→ SET TASK
Locate the word "Algemene" in the entries below, then gather every line that holds it.

→ PROVIDED RECORDS
▬▬▬▬▬▬▬▬▬▬
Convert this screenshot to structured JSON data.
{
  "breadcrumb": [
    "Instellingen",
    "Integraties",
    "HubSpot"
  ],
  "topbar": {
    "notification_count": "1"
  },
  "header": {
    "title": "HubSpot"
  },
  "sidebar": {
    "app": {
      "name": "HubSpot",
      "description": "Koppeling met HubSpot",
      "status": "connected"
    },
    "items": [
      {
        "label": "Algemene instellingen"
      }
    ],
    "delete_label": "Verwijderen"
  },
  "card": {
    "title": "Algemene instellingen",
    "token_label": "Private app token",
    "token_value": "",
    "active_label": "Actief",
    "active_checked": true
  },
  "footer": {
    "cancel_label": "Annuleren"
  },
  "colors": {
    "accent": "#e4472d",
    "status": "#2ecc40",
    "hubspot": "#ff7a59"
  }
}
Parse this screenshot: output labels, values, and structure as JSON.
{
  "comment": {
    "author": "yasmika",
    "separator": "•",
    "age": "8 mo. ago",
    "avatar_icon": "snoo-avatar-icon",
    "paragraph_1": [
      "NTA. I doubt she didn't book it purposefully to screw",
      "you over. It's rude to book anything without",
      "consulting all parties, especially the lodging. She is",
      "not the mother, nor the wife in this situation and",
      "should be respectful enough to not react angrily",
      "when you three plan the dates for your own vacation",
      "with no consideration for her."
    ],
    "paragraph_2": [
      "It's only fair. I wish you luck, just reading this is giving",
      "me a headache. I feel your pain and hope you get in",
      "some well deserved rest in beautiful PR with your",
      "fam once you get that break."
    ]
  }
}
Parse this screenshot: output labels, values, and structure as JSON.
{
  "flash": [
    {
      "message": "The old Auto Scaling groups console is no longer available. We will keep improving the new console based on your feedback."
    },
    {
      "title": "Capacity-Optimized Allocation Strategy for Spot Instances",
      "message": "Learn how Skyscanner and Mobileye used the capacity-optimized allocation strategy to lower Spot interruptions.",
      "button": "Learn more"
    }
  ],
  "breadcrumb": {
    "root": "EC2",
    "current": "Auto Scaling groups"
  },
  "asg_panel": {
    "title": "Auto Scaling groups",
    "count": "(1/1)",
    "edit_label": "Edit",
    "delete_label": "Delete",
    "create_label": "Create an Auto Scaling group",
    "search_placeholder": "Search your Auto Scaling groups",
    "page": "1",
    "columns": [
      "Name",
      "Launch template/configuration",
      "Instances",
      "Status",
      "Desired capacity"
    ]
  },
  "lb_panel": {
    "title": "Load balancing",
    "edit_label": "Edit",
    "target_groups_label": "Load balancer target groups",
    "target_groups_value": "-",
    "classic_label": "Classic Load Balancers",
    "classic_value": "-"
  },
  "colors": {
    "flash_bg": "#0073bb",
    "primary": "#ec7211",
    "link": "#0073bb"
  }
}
▬▬▬▬▬▬▬▬▬▬
→ EXERCISE RESULT
        "label": "Algemene instellingen"
    "title": "Algemene instellingen",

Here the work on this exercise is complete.